TASK REQUIREMENTS:
Pictures stay out of your copy, but everything else in the records below must be repeated exactly.

[Records from a collection of figures]
○ ○ ○

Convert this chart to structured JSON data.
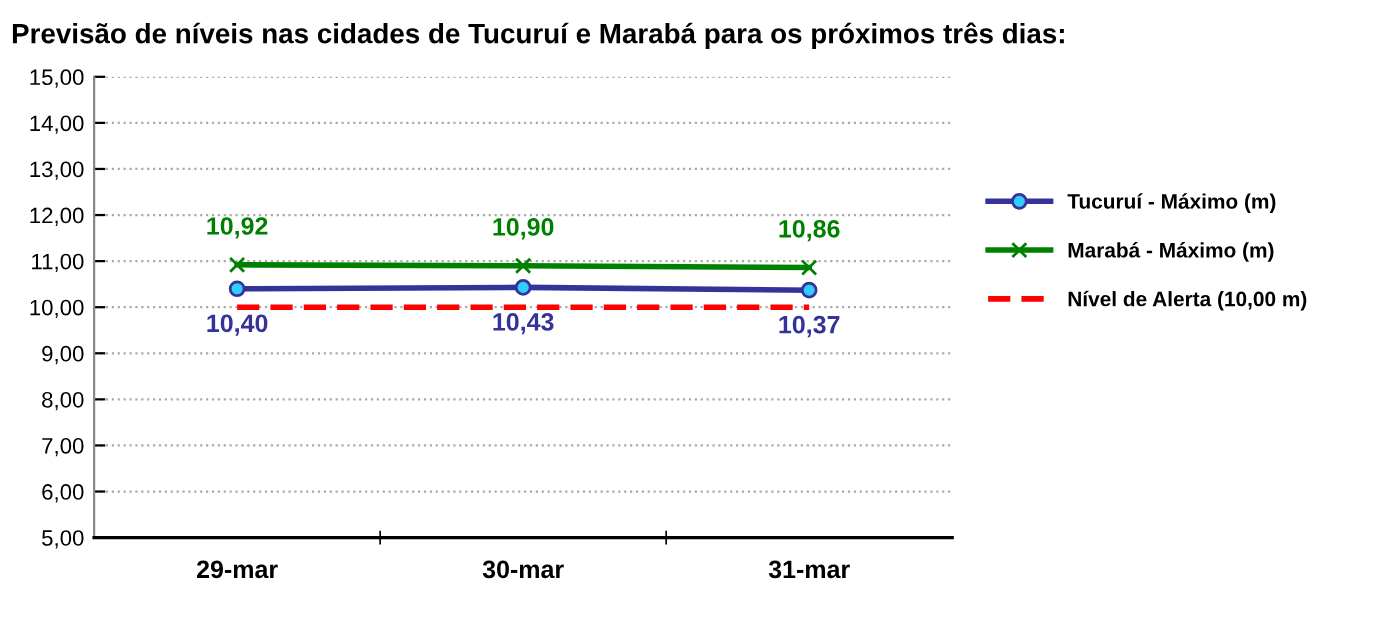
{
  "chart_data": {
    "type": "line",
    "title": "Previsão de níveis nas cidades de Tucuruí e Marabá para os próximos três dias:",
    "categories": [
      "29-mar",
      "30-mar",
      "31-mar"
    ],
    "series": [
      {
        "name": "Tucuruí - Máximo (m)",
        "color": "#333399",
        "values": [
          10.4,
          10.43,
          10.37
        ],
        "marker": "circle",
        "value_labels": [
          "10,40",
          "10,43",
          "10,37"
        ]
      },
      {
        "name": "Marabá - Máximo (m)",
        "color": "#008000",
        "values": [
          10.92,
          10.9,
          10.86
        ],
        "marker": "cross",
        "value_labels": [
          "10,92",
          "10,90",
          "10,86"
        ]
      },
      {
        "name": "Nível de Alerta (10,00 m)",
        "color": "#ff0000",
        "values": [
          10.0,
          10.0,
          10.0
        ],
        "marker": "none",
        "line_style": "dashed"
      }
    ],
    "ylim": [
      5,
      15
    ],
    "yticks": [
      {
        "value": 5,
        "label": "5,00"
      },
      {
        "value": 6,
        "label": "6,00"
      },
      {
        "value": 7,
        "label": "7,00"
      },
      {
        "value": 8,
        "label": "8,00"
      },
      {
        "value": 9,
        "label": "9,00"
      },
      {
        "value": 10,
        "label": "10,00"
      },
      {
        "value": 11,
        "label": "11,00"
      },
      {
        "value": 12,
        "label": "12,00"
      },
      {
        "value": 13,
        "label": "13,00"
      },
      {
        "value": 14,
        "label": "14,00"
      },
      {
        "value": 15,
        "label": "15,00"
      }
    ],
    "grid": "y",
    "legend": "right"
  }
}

○ ○ ○

SOLUTION TO THE PROBLEM:
Convert this chart to structured JSON data.
{
  "chart_data": {
    "type": "line",
    "title": "Previsão de níveis nas cidades de Tucuruí e Marabá para os próximos três dias:",
    "categories": [
      "29-mar",
      "30-mar",
      "31-mar"
    ],
    "series": [
      {
        "name": "Tucuruí - Máximo (m)",
        "color": "#333399",
        "values": [
          10.4,
          10.43,
          10.37
        ],
        "marker": "circle",
        "value_labels": [
          "10,40",
          "10,43",
          "10,37"
        ]
      },
      {
        "name": "Marabá - Máximo (m)",
        "color": "#008000",
        "values": [
          10.92,
          10.9,
          10.86
        ],
        "marker": "cross",
        "value_labels": [
          "10,92",
          "10,90",
          "10,86"
        ]
      },
      {
        "name": "Nível de Alerta (10,00 m)",
        "color": "#ff0000",
        "values": [
          10.0,
          10.0,
          10.0
        ],
        "marker": "none",
        "line_style": "dashed"
      }
    ],
    "ylim": [
      5,
      15
    ],
    "yticks": [
      {
        "value": 5,
        "label": "5,00"
      },
      {
        "value": 6,
        "label": "6,00"
      },
      {
        "value": 7,
        "label": "7,00"
      },
      {
        "value": 8,
        "label": "8,00"
      },
      {
        "value": 9,
        "label": "9,00"
      },
      {
        "value": 10,
        "label": "10,00"
      },
      {
        "value": 11,
        "label": "11,00"
      },
      {
        "value": 12,
        "label": "12,00"
      },
      {
        "value": 13,
        "label": "13,00"
      },
      {
        "value": 14,
        "label": "14,00"
      },
      {
        "value": 15,
        "label": "15,00"
      }
    ],
    "grid": "y",
    "legend": "right"
  }
}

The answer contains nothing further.